Source records
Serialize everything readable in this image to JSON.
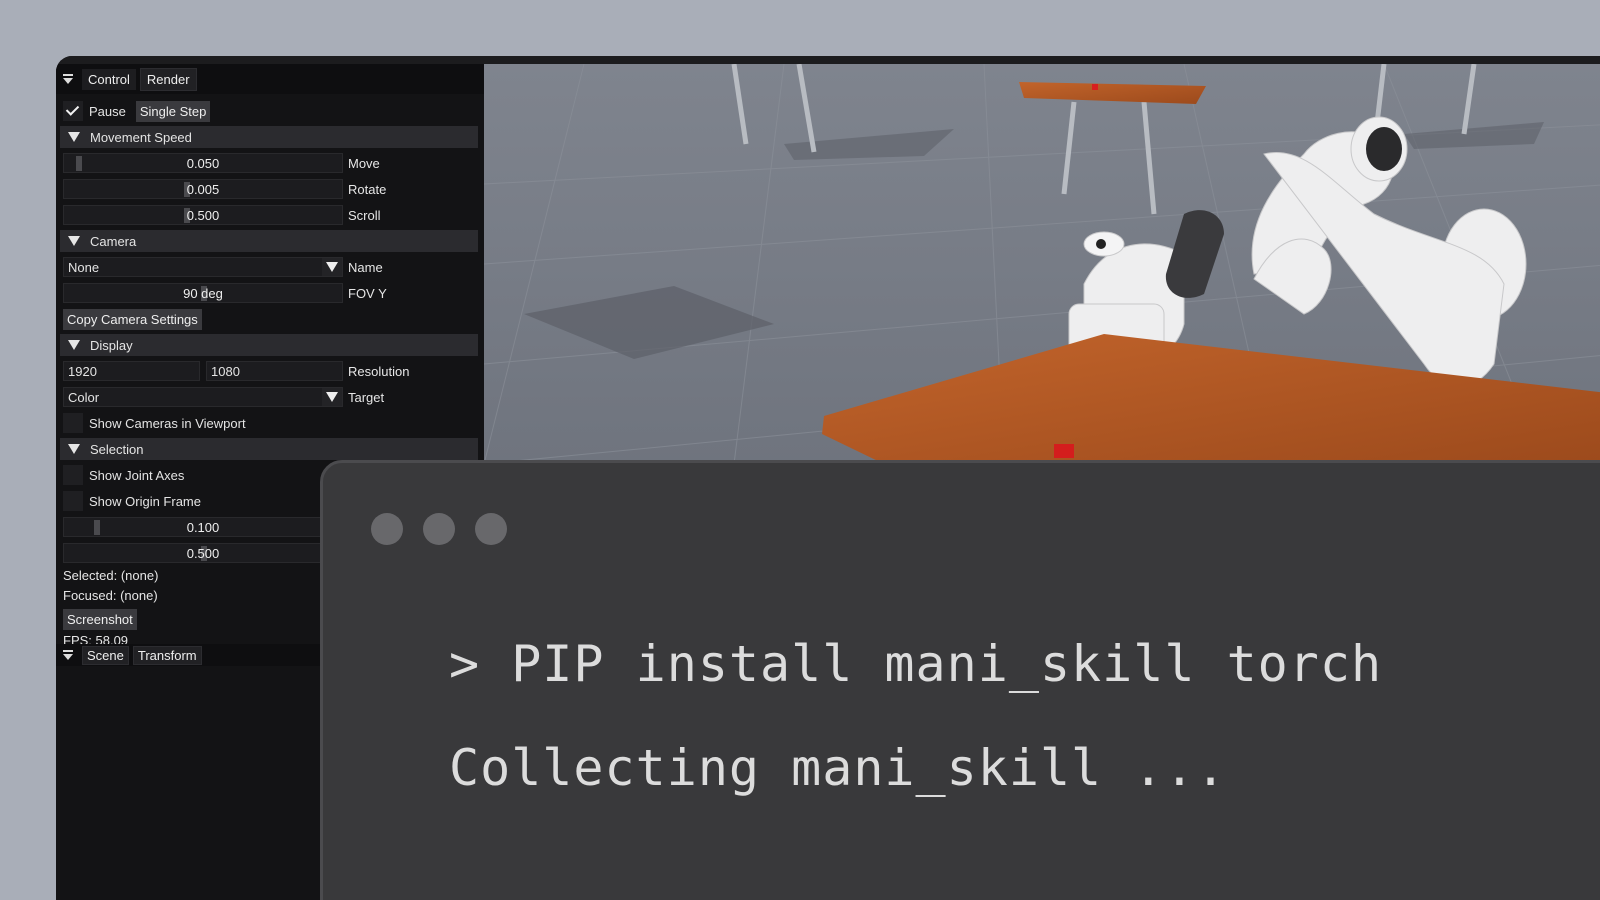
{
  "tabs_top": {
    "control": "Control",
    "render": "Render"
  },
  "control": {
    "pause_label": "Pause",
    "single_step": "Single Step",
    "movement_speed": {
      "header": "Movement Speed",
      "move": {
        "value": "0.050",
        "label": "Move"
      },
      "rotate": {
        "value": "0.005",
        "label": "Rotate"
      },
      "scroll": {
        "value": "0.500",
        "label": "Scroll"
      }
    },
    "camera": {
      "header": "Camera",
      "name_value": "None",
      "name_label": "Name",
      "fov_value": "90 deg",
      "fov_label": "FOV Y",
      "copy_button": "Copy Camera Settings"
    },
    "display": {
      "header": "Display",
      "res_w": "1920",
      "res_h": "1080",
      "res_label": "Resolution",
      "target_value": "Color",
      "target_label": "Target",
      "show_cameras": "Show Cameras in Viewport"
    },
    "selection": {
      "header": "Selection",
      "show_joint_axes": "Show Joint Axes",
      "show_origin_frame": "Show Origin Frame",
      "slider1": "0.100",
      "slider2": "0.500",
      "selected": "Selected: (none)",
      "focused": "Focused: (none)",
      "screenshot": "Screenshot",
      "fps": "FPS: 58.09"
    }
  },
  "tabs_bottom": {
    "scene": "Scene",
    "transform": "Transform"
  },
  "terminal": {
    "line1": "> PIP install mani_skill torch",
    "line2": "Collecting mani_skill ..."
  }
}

_Exercise prompt_:
Find how many lines in the listing hold "Show", and reply with that number only.

_Answer_:
3